Task brief: Reproduce every line of the material below, word for word and in the same order.
━━━━━ Input material ━━━━━
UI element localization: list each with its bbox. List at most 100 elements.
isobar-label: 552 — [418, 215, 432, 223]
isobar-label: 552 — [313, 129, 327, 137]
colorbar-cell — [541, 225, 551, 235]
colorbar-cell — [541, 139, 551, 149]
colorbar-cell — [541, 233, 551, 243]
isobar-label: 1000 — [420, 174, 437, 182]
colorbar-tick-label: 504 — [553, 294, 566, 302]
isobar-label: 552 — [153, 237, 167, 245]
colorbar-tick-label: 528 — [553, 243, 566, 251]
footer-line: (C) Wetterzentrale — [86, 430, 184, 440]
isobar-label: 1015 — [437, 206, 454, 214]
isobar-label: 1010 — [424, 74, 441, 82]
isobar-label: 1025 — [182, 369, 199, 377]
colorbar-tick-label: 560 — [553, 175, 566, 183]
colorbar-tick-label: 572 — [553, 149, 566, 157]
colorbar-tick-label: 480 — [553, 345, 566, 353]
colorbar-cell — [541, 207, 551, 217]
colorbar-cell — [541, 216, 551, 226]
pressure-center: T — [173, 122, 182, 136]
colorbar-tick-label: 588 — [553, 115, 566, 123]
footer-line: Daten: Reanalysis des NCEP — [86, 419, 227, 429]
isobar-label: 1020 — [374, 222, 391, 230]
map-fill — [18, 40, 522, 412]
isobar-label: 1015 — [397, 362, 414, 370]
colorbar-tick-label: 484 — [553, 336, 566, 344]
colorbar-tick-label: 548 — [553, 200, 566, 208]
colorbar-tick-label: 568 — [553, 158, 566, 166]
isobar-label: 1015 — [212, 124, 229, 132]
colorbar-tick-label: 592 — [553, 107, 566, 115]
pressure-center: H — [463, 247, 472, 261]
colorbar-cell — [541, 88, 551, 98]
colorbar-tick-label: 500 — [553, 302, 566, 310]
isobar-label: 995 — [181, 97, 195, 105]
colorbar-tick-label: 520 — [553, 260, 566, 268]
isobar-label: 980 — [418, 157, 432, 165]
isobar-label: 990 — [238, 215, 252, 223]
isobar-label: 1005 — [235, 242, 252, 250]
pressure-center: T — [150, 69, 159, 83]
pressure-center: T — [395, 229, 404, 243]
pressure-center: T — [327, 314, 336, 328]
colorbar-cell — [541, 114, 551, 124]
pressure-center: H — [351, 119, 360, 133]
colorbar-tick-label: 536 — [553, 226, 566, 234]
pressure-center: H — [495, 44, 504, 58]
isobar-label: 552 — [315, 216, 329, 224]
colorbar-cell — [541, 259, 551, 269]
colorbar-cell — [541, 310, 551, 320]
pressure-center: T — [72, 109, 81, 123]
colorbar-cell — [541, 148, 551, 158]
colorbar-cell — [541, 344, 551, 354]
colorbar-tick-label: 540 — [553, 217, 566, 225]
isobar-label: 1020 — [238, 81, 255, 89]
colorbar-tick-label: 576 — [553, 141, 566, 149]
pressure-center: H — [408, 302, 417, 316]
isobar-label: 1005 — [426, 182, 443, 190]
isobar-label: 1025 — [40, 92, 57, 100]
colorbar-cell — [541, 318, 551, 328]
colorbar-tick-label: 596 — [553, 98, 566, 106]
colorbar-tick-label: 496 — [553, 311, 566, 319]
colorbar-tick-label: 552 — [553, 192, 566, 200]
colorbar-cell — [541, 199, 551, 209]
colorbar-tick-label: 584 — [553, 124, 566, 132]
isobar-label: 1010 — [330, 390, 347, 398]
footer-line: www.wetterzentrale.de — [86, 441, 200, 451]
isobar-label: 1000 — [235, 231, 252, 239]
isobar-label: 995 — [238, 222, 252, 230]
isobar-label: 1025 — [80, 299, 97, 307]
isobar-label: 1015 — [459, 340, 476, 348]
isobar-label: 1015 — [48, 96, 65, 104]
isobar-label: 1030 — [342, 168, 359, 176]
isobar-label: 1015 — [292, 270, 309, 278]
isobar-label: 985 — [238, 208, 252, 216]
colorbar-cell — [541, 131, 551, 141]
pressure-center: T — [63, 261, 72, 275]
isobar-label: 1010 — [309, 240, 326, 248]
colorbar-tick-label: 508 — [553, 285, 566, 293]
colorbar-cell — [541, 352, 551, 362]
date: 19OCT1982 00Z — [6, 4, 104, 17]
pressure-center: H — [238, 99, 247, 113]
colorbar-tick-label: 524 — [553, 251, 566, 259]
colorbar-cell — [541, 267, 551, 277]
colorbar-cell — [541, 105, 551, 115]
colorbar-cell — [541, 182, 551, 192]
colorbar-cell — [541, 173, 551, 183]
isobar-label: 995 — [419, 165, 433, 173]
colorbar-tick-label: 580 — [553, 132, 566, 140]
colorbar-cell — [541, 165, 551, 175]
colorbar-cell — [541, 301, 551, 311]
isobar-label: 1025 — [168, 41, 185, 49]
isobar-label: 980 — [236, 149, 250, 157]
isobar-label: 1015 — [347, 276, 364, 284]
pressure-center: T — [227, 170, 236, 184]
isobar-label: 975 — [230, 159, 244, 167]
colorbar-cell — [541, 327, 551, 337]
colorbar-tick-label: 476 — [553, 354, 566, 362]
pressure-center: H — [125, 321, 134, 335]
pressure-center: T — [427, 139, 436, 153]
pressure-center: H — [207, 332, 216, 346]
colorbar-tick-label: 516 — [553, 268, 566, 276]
━━━━━
Correct response:
UI element localization: list each with its bbox. List at most 100 elements.
isobar-label: 552 — [418, 215, 432, 223]
isobar-label: 552 — [313, 129, 327, 137]
colorbar-cell — [541, 225, 551, 235]
colorbar-cell — [541, 139, 551, 149]
colorbar-cell — [541, 233, 551, 243]
isobar-label: 1000 — [420, 174, 437, 182]
colorbar-tick-label: 504 — [553, 294, 566, 302]
isobar-label: 552 — [153, 237, 167, 245]
colorbar-tick-label: 528 — [553, 243, 566, 251]
footer-line: (C) Wetterzentrale — [86, 430, 184, 440]
isobar-label: 1015 — [437, 206, 454, 214]
isobar-label: 1010 — [424, 74, 441, 82]
isobar-label: 1025 — [182, 369, 199, 377]
colorbar-tick-label: 560 — [553, 175, 566, 183]
colorbar-tick-label: 572 — [553, 149, 566, 157]
colorbar-tick-label: 480 — [553, 345, 566, 353]
colorbar-cell — [541, 207, 551, 217]
colorbar-cell — [541, 216, 551, 226]
pressure-center: T — [173, 122, 182, 136]
colorbar-tick-label: 588 — [553, 115, 566, 123]
footer-line: Daten: Reanalysis des NCEP — [86, 419, 227, 429]
isobar-label: 1020 — [374, 222, 391, 230]
map-fill — [18, 40, 522, 412]
isobar-label: 1015 — [397, 362, 414, 370]
colorbar-tick-label: 484 — [553, 336, 566, 344]
colorbar-tick-label: 548 — [553, 200, 566, 208]
colorbar-tick-label: 568 — [553, 158, 566, 166]
isobar-label: 1015 — [212, 124, 229, 132]
colorbar-tick-label: 592 — [553, 107, 566, 115]
pressure-center: H — [463, 247, 472, 261]
colorbar-cell — [541, 88, 551, 98]
colorbar-tick-label: 500 — [553, 302, 566, 310]
isobar-label: 995 — [181, 97, 195, 105]
colorbar-tick-label: 520 — [553, 260, 566, 268]
isobar-label: 980 — [418, 157, 432, 165]
isobar-label: 990 — [238, 215, 252, 223]
isobar-label: 1005 — [235, 242, 252, 250]
pressure-center: T — [150, 69, 159, 83]
pressure-center: T — [395, 229, 404, 243]
pressure-center: T — [327, 314, 336, 328]
colorbar-cell — [541, 114, 551, 124]
pressure-center: H — [351, 119, 360, 133]
colorbar-tick-label: 536 — [553, 226, 566, 234]
pressure-center: H — [495, 44, 504, 58]
isobar-label: 552 — [315, 216, 329, 224]
colorbar-cell — [541, 259, 551, 269]
colorbar-cell — [541, 310, 551, 320]
pressure-center: T — [72, 109, 81, 123]
colorbar-cell — [541, 148, 551, 158]
colorbar-cell — [541, 344, 551, 354]
colorbar-tick-label: 540 — [553, 217, 566, 225]
isobar-label: 1020 — [238, 81, 255, 89]
colorbar-tick-label: 576 — [553, 141, 566, 149]
pressure-center: H — [408, 302, 417, 316]
isobar-label: 1005 — [426, 182, 443, 190]
isobar-label: 1025 — [40, 92, 57, 100]
colorbar-cell — [541, 318, 551, 328]
colorbar-tick-label: 596 — [553, 98, 566, 106]
colorbar-tick-label: 496 — [553, 311, 566, 319]
colorbar-tick-label: 552 — [553, 192, 566, 200]
colorbar-cell — [541, 199, 551, 209]
colorbar-tick-label: 584 — [553, 124, 566, 132]
isobar-label: 1010 — [330, 390, 347, 398]
footer-line: www.wetterzentrale.de — [86, 441, 200, 451]
isobar-label: 1000 — [235, 231, 252, 239]
isobar-label: 995 — [238, 222, 252, 230]
isobar-label: 1025 — [80, 299, 97, 307]
isobar-label: 1015 — [459, 340, 476, 348]
isobar-label: 1015 — [48, 96, 65, 104]
isobar-label: 1030 — [342, 168, 359, 176]
isobar-label: 1015 — [292, 270, 309, 278]
isobar-label: 985 — [238, 208, 252, 216]
colorbar-cell — [541, 131, 551, 141]
pressure-center: T — [63, 261, 72, 275]
isobar-label: 1010 — [309, 240, 326, 248]
colorbar-tick-label: 508 — [553, 285, 566, 293]
colorbar-cell — [541, 352, 551, 362]
date: 19OCT1982 00Z — [6, 4, 104, 17]
pressure-center: H — [238, 99, 247, 113]
colorbar-tick-label: 524 — [553, 251, 566, 259]
colorbar-cell — [541, 267, 551, 277]
colorbar-cell — [541, 105, 551, 115]
colorbar-cell — [541, 182, 551, 192]
colorbar-cell — [541, 173, 551, 183]
isobar-label: 995 — [419, 165, 433, 173]
colorbar-tick-label: 580 — [553, 132, 566, 140]
colorbar-cell — [541, 165, 551, 175]
colorbar-cell — [541, 301, 551, 311]
isobar-label: 1025 — [168, 41, 185, 49]
isobar-label: 980 — [236, 149, 250, 157]
isobar-label: 1015 — [347, 276, 364, 284]
pressure-center: T — [227, 170, 236, 184]
isobar-label: 975 — [230, 159, 244, 167]
colorbar-cell — [541, 327, 551, 337]
colorbar-tick-label: 476 — [553, 354, 566, 362]
pressure-center: H — [125, 321, 134, 335]
pressure-center: T — [427, 139, 436, 153]
pressure-center: H — [207, 332, 216, 346]
colorbar-tick-label: 516 — [553, 268, 566, 276]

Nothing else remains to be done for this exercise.